■ Figure data in JSON:
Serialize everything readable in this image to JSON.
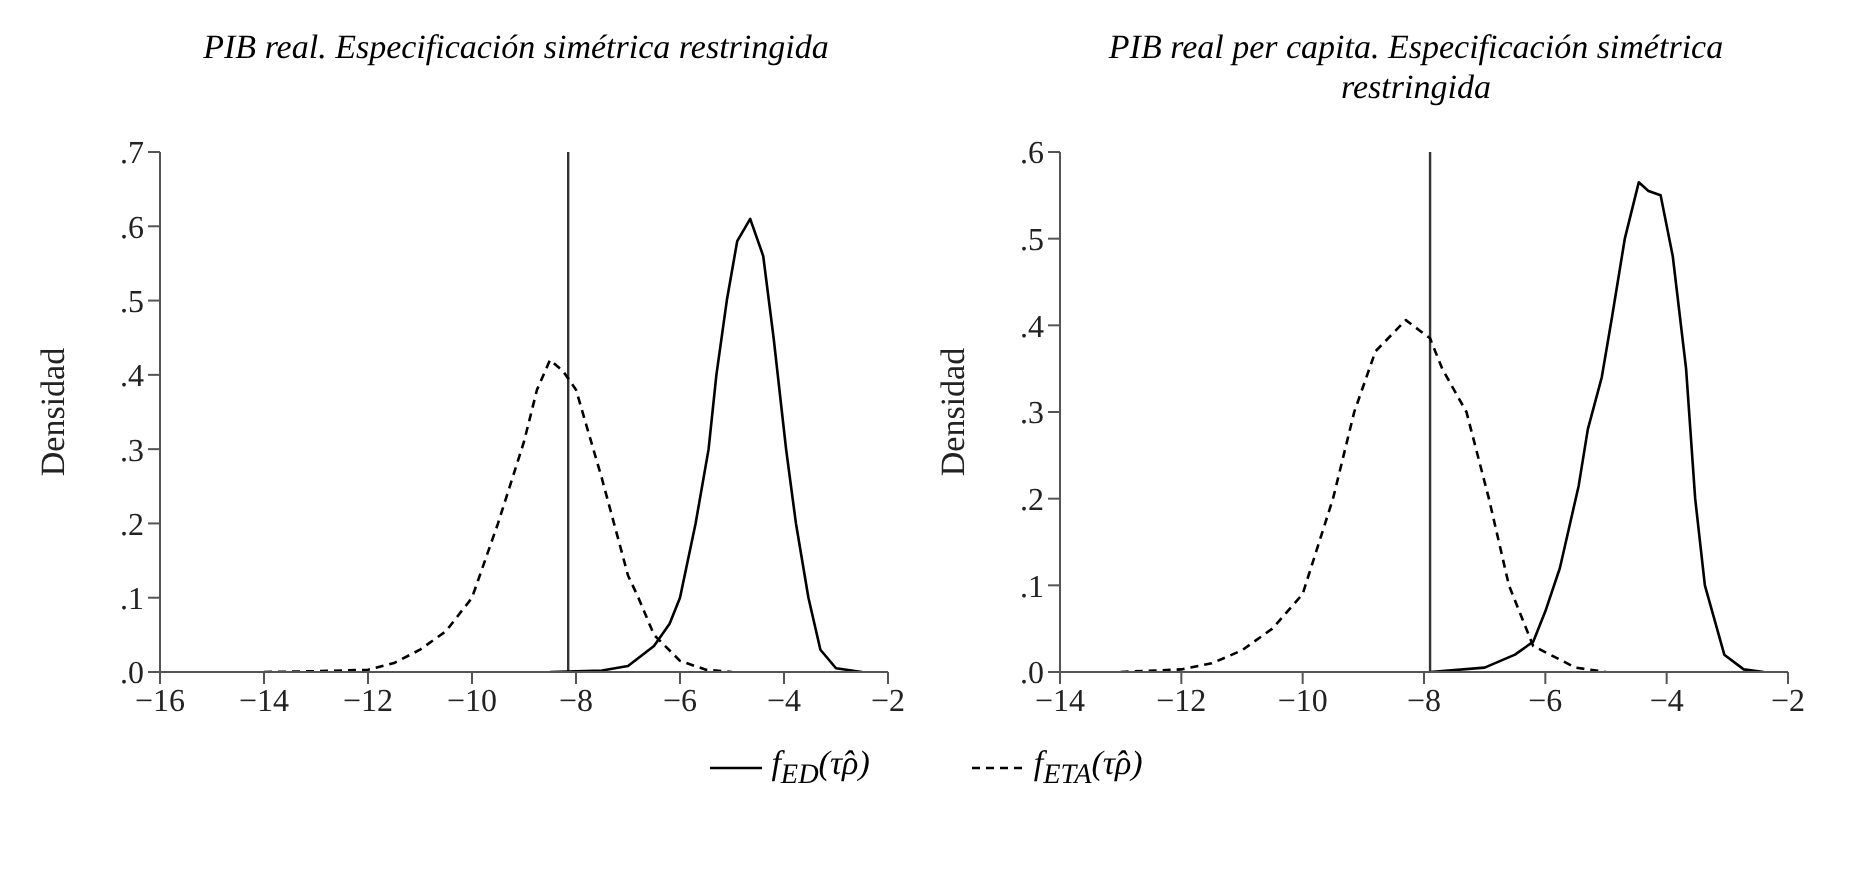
{
  "chart_data": [
    {
      "type": "line",
      "title": "PIB real. Especificación simétrica restringida",
      "ylabel": "Densidad",
      "xlim": [
        -16,
        -2
      ],
      "xticks": [
        {
          "value": -16,
          "label": "−16"
        },
        {
          "value": -14,
          "label": "−14"
        },
        {
          "value": -12,
          "label": "−12"
        },
        {
          "value": -10,
          "label": "−10"
        },
        {
          "value": -8,
          "label": "−8"
        },
        {
          "value": -6,
          "label": "−6"
        },
        {
          "value": -4,
          "label": "−4"
        },
        {
          "value": -2,
          "label": "−2"
        }
      ],
      "ylim": [
        0,
        0.7
      ],
      "yticks": [
        {
          "value": 0,
          "label": ".0"
        },
        {
          "value": 0.1,
          "label": ".1"
        },
        {
          "value": 0.2,
          "label": ".2"
        },
        {
          "value": 0.3,
          "label": ".3"
        },
        {
          "value": 0.4,
          "label": ".4"
        },
        {
          "value": 0.5,
          "label": ".5"
        },
        {
          "value": 0.6,
          "label": ".6"
        },
        {
          "value": 0.7,
          "label": ".7"
        }
      ],
      "grid": false,
      "legend": "bottom",
      "marker": "none",
      "ref_lines": [
        {
          "axis": "x",
          "value": -8.15,
          "color": "#333333"
        }
      ],
      "series": [
        {
          "name": "f$_{ED}$(τ̂ρ)",
          "color": "#000000",
          "line_style": "solid",
          "x": [
            -8.5,
            -7.5,
            -7,
            -6.5,
            -6.2,
            -6,
            -5.7,
            -5.45,
            -5.3,
            -5.1,
            -4.9,
            -4.65,
            -4.4,
            -4.2,
            -3.96,
            -3.77,
            -3.53,
            -3.3,
            -3,
            -2.5
          ],
          "values": [
            0,
            0.002,
            0.008,
            0.035,
            0.065,
            0.1,
            0.2,
            0.3,
            0.4,
            0.5,
            0.58,
            0.61,
            0.56,
            0.45,
            0.3,
            0.2,
            0.1,
            0.03,
            0.005,
            0
          ]
        },
        {
          "name": "f$_{ETA}$(τ̂ρ)",
          "color": "#000000",
          "line_style": "dashed",
          "x": [
            -14,
            -13,
            -12,
            -11.5,
            -11,
            -10.5,
            -10,
            -9.5,
            -9,
            -8.75,
            -8.5,
            -8.25,
            -8,
            -7.5,
            -7,
            -6.8,
            -6.5,
            -6,
            -5.5,
            -5
          ],
          "values": [
            0,
            0.001,
            0.003,
            0.012,
            0.03,
            0.055,
            0.1,
            0.2,
            0.31,
            0.38,
            0.42,
            0.405,
            0.38,
            0.26,
            0.13,
            0.1,
            0.05,
            0.015,
            0.003,
            0
          ]
        }
      ]
    },
    {
      "type": "line",
      "title": "PIB real per capita. Especificación simétrica restringida",
      "ylabel": "Densidad",
      "xlim": [
        -14,
        -2
      ],
      "xticks": [
        {
          "value": -14,
          "label": "−14"
        },
        {
          "value": -12,
          "label": "−12"
        },
        {
          "value": -10,
          "label": "−10"
        },
        {
          "value": -8,
          "label": "−8"
        },
        {
          "value": -6,
          "label": "−6"
        },
        {
          "value": -4,
          "label": "−4"
        },
        {
          "value": -2,
          "label": "−2"
        }
      ],
      "ylim": [
        0,
        0.6
      ],
      "yticks": [
        {
          "value": 0,
          "label": ".0"
        },
        {
          "value": 0.1,
          "label": ".1"
        },
        {
          "value": 0.2,
          "label": ".2"
        },
        {
          "value": 0.3,
          "label": ".3"
        },
        {
          "value": 0.4,
          "label": ".4"
        },
        {
          "value": 0.5,
          "label": ".5"
        },
        {
          "value": 0.6,
          "label": ".6"
        }
      ],
      "grid": false,
      "marker": "none",
      "ref_lines": [
        {
          "axis": "x",
          "value": -7.9,
          "color": "#333333"
        }
      ],
      "series": [
        {
          "color": "#000000",
          "line_style": "solid",
          "x": [
            -7.9,
            -7,
            -6.5,
            -6.2,
            -6,
            -5.76,
            -5.45,
            -5.3,
            -5.07,
            -4.9,
            -4.69,
            -4.46,
            -4.3,
            -4.1,
            -3.9,
            -3.68,
            -3.53,
            -3.37,
            -3.05,
            -2.73,
            -2.4
          ],
          "values": [
            0,
            0.005,
            0.02,
            0.035,
            0.07,
            0.12,
            0.215,
            0.28,
            0.34,
            0.41,
            0.5,
            0.565,
            0.555,
            0.55,
            0.48,
            0.35,
            0.2,
            0.1,
            0.02,
            0.003,
            0
          ]
        },
        {
          "color": "#000000",
          "line_style": "dashed",
          "x": [
            -13,
            -12,
            -11.5,
            -11,
            -10.5,
            -10,
            -9.5,
            -9.15,
            -8.8,
            -8.3,
            -7.9,
            -7.7,
            -7.3,
            -6.93,
            -6.6,
            -6.2,
            -5.5,
            -5
          ],
          "values": [
            0,
            0.003,
            0.01,
            0.025,
            0.05,
            0.09,
            0.2,
            0.3,
            0.37,
            0.406,
            0.385,
            0.35,
            0.3,
            0.2,
            0.1,
            0.03,
            0.005,
            0
          ]
        }
      ]
    }
  ]
}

■ Task instructions: Of the lines above, copy each that contains "restringida".

■ Result:
      "title": "PIB real. Especificación simétrica restringida",
      "title": "PIB real per capita. Especificación simétrica restringida",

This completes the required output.